◆ GOAL
Copy the data below exactly.

◆ SUPPLIED RECORDS
## START

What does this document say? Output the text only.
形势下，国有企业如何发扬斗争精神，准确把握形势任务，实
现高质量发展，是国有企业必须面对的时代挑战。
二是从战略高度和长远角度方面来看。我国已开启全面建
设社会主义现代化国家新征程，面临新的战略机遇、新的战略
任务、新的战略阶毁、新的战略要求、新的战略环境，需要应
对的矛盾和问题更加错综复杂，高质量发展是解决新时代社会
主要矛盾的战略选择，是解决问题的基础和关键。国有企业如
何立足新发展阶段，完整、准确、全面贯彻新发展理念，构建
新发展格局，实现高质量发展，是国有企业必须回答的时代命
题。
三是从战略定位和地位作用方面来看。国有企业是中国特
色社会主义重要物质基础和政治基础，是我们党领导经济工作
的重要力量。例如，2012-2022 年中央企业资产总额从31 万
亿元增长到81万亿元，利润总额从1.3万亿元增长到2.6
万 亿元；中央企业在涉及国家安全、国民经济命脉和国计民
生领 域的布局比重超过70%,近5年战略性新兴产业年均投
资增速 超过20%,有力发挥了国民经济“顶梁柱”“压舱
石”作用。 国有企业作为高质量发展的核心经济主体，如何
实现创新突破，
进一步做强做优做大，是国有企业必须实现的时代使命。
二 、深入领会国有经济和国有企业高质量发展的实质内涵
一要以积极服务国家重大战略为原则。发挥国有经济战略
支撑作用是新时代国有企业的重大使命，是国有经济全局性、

## END

◆ ANSWER TO THE TASK
What does this document say? Output the text only.
形势下，国有企业如何发扬斗争精神，准确把握形势任务，实
现高质量发展，是国有企业必须面对的时代挑战。
二是从战略高度和长远角度方面来看。我国已开启全面建
设社会主义现代化国家新征程，面临新的战略机遇、新的战略
任务、新的战略阶毁、新的战略要求、新的战略环境，需要应
对的矛盾和问题更加错综复杂，高质量发展是解决新时代社会
主要矛盾的战略选择，是解决问题的基础和关键。国有企业如
何立足新发展阶段，完整、准确、全面贯彻新发展理念，构建
新发展格局，实现高质量发展，是国有企业必须回答的时代命
题。
三是从战略定位和地位作用方面来看。国有企业是中国特
色社会主义重要物质基础和政治基础，是我们党领导经济工作
的重要力量。例如，2012-2022 年中央企业资产总额从31 万
亿元增长到81万亿元，利润总额从1.3万亿元增长到2.6
万 亿元；中央企业在涉及国家安全、国民经济命脉和国计民
生领 域的布局比重超过70%,近5年战略性新兴产业年均投
资增速 超过20%,有力发挥了国民经济“顶梁柱”“压舱
石”作用。 国有企业作为高质量发展的核心经济主体，如何
实现创新突破，
进一步做强做优做大，是国有企业必须实现的时代使命。
二 、深入领会国有经济和国有企业高质量发展的实质内涵
一要以积极服务国家重大战略为原则。发挥国有经济战略
支撑作用是新时代国有企业的重大使命，是国有经济全局性、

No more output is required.